--- START Material for the task ---

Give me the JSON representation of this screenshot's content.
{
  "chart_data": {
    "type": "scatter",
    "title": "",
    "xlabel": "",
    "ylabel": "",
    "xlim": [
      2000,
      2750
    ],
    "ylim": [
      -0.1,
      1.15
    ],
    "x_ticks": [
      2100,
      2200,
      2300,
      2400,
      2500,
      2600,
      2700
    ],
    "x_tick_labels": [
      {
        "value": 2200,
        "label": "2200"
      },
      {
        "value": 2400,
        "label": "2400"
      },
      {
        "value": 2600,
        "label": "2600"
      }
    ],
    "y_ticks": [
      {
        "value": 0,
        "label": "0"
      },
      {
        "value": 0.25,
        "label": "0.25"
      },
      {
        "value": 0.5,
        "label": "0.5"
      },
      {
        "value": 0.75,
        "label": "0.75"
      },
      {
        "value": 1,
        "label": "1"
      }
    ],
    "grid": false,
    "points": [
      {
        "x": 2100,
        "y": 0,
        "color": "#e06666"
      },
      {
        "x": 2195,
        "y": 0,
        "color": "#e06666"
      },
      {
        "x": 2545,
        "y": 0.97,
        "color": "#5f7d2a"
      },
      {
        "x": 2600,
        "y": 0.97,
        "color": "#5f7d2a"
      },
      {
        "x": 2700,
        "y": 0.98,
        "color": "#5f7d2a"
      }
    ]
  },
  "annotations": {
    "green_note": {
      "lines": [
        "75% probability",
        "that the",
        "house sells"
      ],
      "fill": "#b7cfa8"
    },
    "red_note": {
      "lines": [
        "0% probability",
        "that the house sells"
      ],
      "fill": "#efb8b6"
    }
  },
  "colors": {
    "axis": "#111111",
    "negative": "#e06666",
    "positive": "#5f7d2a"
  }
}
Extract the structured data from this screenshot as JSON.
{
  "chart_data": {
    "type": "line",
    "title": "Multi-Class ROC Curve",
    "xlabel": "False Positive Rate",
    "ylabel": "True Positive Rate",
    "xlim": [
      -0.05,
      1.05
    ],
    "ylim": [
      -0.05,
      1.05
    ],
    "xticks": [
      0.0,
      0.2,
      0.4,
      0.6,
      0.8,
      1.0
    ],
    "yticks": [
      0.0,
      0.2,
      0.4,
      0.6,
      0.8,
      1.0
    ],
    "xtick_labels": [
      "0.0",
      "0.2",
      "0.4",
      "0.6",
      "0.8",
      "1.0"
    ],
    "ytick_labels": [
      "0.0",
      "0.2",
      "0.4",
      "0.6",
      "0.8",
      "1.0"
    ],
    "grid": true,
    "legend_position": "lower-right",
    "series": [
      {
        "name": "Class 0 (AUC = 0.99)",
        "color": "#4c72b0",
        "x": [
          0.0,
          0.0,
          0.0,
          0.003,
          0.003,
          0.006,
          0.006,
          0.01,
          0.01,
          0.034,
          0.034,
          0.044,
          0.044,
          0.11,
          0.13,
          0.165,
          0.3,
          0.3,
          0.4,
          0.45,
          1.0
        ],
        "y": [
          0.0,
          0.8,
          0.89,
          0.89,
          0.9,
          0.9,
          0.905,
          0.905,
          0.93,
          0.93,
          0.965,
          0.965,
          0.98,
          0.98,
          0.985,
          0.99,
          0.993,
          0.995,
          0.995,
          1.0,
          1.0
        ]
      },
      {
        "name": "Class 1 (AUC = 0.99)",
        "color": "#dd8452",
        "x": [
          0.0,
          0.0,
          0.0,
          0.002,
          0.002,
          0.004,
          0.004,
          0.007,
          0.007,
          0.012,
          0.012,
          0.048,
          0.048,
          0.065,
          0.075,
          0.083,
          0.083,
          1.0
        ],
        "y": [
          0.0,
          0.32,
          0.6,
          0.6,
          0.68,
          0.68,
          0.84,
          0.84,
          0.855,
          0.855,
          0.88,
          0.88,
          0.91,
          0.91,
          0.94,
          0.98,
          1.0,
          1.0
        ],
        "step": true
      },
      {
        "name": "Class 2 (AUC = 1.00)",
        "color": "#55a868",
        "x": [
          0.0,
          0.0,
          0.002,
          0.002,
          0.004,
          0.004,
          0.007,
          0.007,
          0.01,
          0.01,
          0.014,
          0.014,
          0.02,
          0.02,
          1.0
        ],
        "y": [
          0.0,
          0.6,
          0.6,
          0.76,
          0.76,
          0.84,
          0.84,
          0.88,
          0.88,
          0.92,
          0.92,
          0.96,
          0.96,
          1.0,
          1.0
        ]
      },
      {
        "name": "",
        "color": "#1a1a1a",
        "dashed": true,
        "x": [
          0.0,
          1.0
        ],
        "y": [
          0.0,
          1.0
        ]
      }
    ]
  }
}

--- END Material for the task ---

(Work to be completed):
Please repeat all the records above exactly as they appear.

(Answer for this exercise):
Give me the JSON representation of this screenshot's content.
{
  "chart_data": {
    "type": "scatter",
    "title": "",
    "xlabel": "",
    "ylabel": "",
    "xlim": [
      2000,
      2750
    ],
    "ylim": [
      -0.1,
      1.15
    ],
    "x_ticks": [
      2100,
      2200,
      2300,
      2400,
      2500,
      2600,
      2700
    ],
    "x_tick_labels": [
      {
        "value": 2200,
        "label": "2200"
      },
      {
        "value": 2400,
        "label": "2400"
      },
      {
        "value": 2600,
        "label": "2600"
      }
    ],
    "y_ticks": [
      {
        "value": 0,
        "label": "0"
      },
      {
        "value": 0.25,
        "label": "0.25"
      },
      {
        "value": 0.5,
        "label": "0.5"
      },
      {
        "value": 0.75,
        "label": "0.75"
      },
      {
        "value": 1,
        "label": "1"
      }
    ],
    "grid": false,
    "points": [
      {
        "x": 2100,
        "y": 0,
        "color": "#e06666"
      },
      {
        "x": 2195,
        "y": 0,
        "color": "#e06666"
      },
      {
        "x": 2545,
        "y": 0.97,
        "color": "#5f7d2a"
      },
      {
        "x": 2600,
        "y": 0.97,
        "color": "#5f7d2a"
      },
      {
        "x": 2700,
        "y": 0.98,
        "color": "#5f7d2a"
      }
    ]
  },
  "annotations": {
    "green_note": {
      "lines": [
        "75% probability",
        "that the",
        "house sells"
      ],
      "fill": "#b7cfa8"
    },
    "red_note": {
      "lines": [
        "0% probability",
        "that the house sells"
      ],
      "fill": "#efb8b6"
    }
  },
  "colors": {
    "axis": "#111111",
    "negative": "#e06666",
    "positive": "#5f7d2a"
  }
}
Extract the structured data from this screenshot as JSON.
{
  "chart_data": {
    "type": "line",
    "title": "Multi-Class ROC Curve",
    "xlabel": "False Positive Rate",
    "ylabel": "True Positive Rate",
    "xlim": [
      -0.05,
      1.05
    ],
    "ylim": [
      -0.05,
      1.05
    ],
    "xticks": [
      0.0,
      0.2,
      0.4,
      0.6,
      0.8,
      1.0
    ],
    "yticks": [
      0.0,
      0.2,
      0.4,
      0.6,
      0.8,
      1.0
    ],
    "xtick_labels": [
      "0.0",
      "0.2",
      "0.4",
      "0.6",
      "0.8",
      "1.0"
    ],
    "ytick_labels": [
      "0.0",
      "0.2",
      "0.4",
      "0.6",
      "0.8",
      "1.0"
    ],
    "grid": true,
    "legend_position": "lower-right",
    "series": [
      {
        "name": "Class 0 (AUC = 0.99)",
        "color": "#4c72b0",
        "x": [
          0.0,
          0.0,
          0.0,
          0.003,
          0.003,
          0.006,
          0.006,
          0.01,
          0.01,
          0.034,
          0.034,
          0.044,
          0.044,
          0.11,
          0.13,
          0.165,
          0.3,
          0.3,
          0.4,
          0.45,
          1.0
        ],
        "y": [
          0.0,
          0.8,
          0.89,
          0.89,
          0.9,
          0.9,
          0.905,
          0.905,
          0.93,
          0.93,
          0.965,
          0.965,
          0.98,
          0.98,
          0.985,
          0.99,
          0.993,
          0.995,
          0.995,
          1.0,
          1.0
        ]
      },
      {
        "name": "Class 1 (AUC = 0.99)",
        "color": "#dd8452",
        "x": [
          0.0,
          0.0,
          0.0,
          0.002,
          0.002,
          0.004,
          0.004,
          0.007,
          0.007,
          0.012,
          0.012,
          0.048,
          0.048,
          0.065,
          0.075,
          0.083,
          0.083,
          1.0
        ],
        "y": [
          0.0,
          0.32,
          0.6,
          0.6,
          0.68,
          0.68,
          0.84,
          0.84,
          0.855,
          0.855,
          0.88,
          0.88,
          0.91,
          0.91,
          0.94,
          0.98,
          1.0,
          1.0
        ],
        "step": true
      },
      {
        "name": "Class 2 (AUC = 1.00)",
        "color": "#55a868",
        "x": [
          0.0,
          0.0,
          0.002,
          0.002,
          0.004,
          0.004,
          0.007,
          0.007,
          0.01,
          0.01,
          0.014,
          0.014,
          0.02,
          0.02,
          1.0
        ],
        "y": [
          0.0,
          0.6,
          0.6,
          0.76,
          0.76,
          0.84,
          0.84,
          0.88,
          0.88,
          0.92,
          0.92,
          0.96,
          0.96,
          1.0,
          1.0
        ]
      },
      {
        "name": "",
        "color": "#1a1a1a",
        "dashed": true,
        "x": [
          0.0,
          1.0
        ],
        "y": [
          0.0,
          1.0
        ]
      }
    ]
  }
}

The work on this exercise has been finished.